Requirement:
Filter the entries below, keeping only lines with the word "title".

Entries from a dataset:
==*==

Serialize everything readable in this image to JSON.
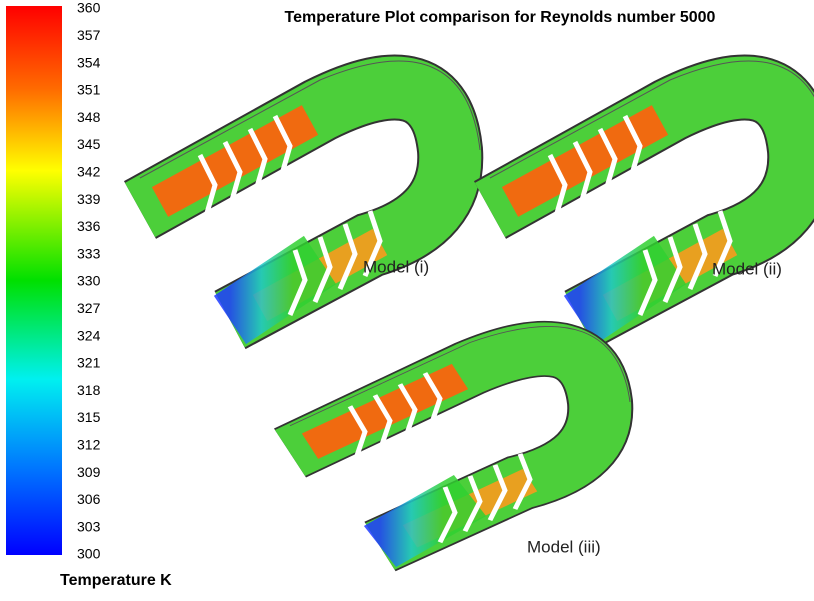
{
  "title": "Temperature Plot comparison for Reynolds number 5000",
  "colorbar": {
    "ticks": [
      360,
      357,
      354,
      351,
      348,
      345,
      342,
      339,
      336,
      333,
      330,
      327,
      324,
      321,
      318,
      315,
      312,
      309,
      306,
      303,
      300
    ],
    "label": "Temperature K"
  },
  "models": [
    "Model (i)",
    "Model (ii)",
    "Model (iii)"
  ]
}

==*==

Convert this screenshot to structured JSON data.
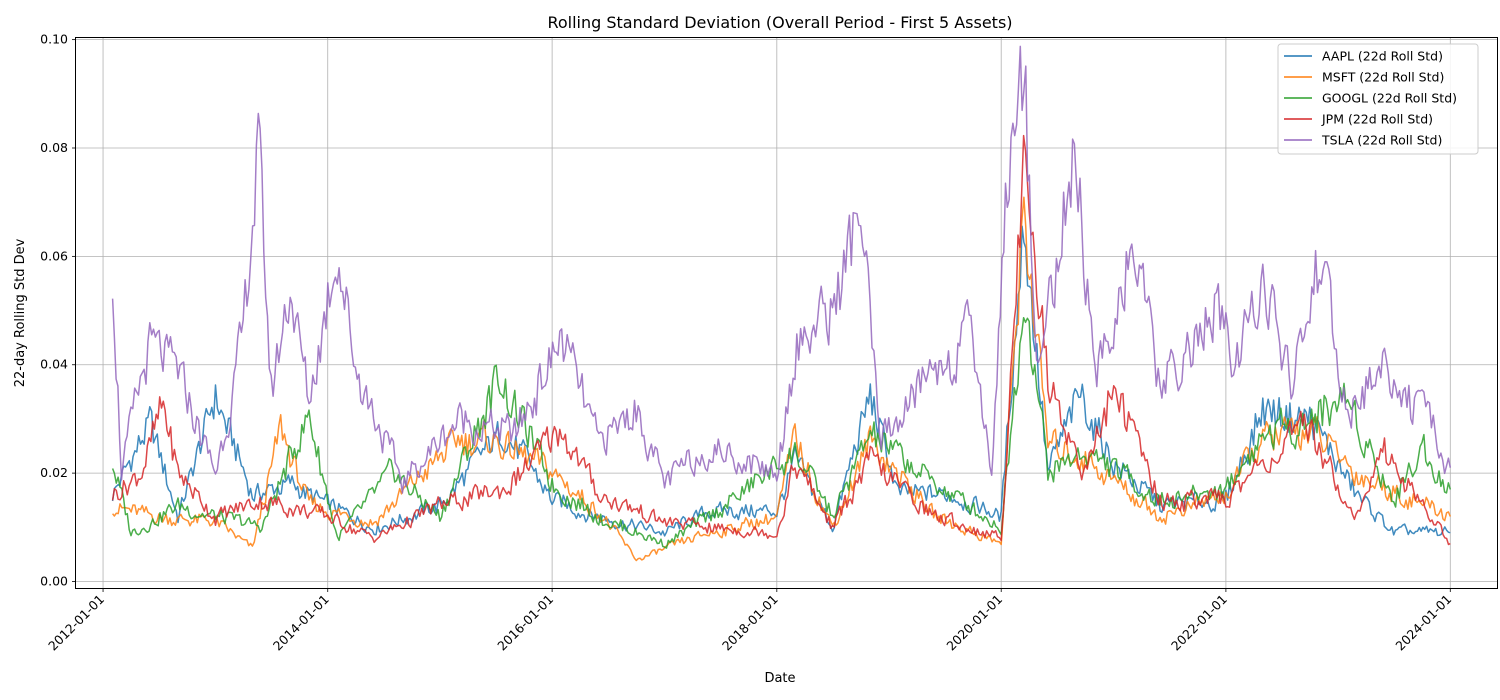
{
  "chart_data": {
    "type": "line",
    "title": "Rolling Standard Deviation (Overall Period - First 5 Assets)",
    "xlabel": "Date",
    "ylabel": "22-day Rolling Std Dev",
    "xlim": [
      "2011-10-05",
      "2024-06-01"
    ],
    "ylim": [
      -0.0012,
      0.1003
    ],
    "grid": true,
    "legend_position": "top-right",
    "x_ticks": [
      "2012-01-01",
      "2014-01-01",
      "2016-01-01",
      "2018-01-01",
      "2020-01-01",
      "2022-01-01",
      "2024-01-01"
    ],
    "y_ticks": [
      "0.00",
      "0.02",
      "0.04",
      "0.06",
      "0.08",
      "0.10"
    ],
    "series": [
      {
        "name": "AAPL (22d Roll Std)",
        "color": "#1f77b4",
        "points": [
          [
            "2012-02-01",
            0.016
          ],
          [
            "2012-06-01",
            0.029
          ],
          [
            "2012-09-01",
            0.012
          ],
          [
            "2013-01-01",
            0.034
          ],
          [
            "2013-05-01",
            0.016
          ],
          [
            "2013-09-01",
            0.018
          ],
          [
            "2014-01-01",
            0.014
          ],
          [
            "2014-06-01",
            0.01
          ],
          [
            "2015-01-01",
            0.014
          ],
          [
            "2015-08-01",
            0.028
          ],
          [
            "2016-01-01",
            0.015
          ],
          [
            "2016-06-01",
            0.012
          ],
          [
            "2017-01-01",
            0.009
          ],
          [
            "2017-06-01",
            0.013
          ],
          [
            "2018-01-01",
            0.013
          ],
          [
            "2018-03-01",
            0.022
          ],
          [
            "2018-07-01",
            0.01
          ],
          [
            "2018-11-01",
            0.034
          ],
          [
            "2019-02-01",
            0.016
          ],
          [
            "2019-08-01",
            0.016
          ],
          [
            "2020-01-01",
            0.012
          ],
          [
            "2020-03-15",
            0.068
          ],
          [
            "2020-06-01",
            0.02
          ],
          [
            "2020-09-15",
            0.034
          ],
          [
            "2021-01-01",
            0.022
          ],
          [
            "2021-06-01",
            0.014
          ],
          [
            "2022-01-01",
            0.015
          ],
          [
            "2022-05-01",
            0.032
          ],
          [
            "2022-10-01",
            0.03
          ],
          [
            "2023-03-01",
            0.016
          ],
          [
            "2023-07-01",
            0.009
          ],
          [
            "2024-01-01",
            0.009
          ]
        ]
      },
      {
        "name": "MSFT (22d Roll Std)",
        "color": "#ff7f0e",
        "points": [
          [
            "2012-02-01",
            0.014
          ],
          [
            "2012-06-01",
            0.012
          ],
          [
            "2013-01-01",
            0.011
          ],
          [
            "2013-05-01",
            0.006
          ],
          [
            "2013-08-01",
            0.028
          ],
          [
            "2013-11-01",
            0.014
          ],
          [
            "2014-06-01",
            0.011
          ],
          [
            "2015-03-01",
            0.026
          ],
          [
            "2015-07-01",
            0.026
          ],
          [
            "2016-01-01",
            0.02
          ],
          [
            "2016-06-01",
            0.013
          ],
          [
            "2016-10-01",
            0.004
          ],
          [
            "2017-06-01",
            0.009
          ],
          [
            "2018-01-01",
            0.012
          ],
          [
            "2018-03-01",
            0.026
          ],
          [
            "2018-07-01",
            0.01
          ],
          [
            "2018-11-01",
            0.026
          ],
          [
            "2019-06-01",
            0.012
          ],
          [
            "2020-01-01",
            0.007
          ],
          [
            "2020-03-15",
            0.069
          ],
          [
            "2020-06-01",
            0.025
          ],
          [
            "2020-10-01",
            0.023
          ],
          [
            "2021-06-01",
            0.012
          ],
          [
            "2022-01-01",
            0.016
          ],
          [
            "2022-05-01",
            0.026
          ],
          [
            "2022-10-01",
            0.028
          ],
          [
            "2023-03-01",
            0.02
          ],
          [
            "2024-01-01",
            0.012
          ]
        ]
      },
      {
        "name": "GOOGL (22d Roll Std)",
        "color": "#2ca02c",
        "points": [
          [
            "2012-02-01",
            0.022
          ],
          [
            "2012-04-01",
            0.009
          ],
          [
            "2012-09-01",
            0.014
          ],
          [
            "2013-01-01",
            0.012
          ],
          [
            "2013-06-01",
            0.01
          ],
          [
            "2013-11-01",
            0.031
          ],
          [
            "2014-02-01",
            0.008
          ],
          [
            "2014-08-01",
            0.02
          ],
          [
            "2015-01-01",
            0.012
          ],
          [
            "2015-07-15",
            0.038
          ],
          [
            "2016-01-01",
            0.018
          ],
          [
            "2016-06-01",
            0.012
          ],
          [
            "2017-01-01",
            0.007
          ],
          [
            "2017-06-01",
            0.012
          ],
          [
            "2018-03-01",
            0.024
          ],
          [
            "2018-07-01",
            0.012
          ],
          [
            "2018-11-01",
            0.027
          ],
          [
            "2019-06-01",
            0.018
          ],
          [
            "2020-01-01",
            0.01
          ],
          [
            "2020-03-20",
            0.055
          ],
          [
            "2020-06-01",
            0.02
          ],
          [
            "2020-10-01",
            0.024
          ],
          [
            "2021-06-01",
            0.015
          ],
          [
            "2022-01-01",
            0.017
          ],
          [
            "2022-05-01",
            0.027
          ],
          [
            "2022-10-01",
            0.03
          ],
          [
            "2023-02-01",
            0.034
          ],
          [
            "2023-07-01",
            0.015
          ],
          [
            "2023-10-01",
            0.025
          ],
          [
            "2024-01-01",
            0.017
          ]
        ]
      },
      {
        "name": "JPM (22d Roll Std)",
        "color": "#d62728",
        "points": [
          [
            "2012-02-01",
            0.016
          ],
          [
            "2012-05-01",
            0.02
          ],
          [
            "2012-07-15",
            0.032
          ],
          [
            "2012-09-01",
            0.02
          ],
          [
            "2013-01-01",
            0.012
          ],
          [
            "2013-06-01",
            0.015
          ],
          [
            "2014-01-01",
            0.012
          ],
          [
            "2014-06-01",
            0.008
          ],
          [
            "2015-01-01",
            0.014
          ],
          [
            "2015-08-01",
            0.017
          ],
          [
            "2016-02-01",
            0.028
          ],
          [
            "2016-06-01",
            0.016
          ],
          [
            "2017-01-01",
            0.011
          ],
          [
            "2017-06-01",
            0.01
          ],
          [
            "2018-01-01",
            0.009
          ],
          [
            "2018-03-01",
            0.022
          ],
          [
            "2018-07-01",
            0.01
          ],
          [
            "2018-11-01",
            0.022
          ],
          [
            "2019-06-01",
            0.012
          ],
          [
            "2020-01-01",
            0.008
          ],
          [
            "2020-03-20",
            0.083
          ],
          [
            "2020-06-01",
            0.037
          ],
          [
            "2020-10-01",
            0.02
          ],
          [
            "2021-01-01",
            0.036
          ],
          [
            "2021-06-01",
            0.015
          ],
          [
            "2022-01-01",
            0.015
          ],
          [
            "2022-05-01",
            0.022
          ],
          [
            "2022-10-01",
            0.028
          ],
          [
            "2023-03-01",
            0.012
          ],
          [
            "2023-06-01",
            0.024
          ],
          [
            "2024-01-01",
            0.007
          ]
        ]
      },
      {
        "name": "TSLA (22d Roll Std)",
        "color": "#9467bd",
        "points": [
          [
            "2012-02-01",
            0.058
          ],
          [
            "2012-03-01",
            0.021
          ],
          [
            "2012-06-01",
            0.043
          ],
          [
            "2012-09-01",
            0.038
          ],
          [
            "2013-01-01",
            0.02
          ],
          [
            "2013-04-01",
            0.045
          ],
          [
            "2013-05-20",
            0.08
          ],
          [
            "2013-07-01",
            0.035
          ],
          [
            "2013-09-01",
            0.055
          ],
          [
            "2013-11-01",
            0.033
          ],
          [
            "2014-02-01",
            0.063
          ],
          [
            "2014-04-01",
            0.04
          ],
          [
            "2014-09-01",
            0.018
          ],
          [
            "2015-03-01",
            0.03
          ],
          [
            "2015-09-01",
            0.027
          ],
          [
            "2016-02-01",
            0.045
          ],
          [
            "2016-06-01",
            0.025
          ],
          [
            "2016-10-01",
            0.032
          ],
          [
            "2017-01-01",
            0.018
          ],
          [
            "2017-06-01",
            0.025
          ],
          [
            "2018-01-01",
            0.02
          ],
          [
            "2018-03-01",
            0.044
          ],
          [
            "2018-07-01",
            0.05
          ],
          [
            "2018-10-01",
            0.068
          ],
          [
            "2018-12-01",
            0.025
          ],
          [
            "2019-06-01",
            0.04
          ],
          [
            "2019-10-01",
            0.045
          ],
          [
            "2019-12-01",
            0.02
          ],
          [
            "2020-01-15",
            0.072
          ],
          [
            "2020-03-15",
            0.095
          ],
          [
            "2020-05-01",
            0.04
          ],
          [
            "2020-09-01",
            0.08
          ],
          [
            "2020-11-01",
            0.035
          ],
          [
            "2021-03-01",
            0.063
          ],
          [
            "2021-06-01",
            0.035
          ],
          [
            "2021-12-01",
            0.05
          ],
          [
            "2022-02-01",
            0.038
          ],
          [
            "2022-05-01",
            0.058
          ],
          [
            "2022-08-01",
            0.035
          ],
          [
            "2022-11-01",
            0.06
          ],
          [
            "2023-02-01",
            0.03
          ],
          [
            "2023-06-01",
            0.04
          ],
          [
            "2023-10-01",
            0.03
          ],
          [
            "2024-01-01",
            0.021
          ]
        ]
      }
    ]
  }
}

==*==

Result:
  "title": "Temperature Plot comparison for Reynolds number 5000",
    "title": "Rolling Standard Deviation (Overall Period - First 5 Assets)",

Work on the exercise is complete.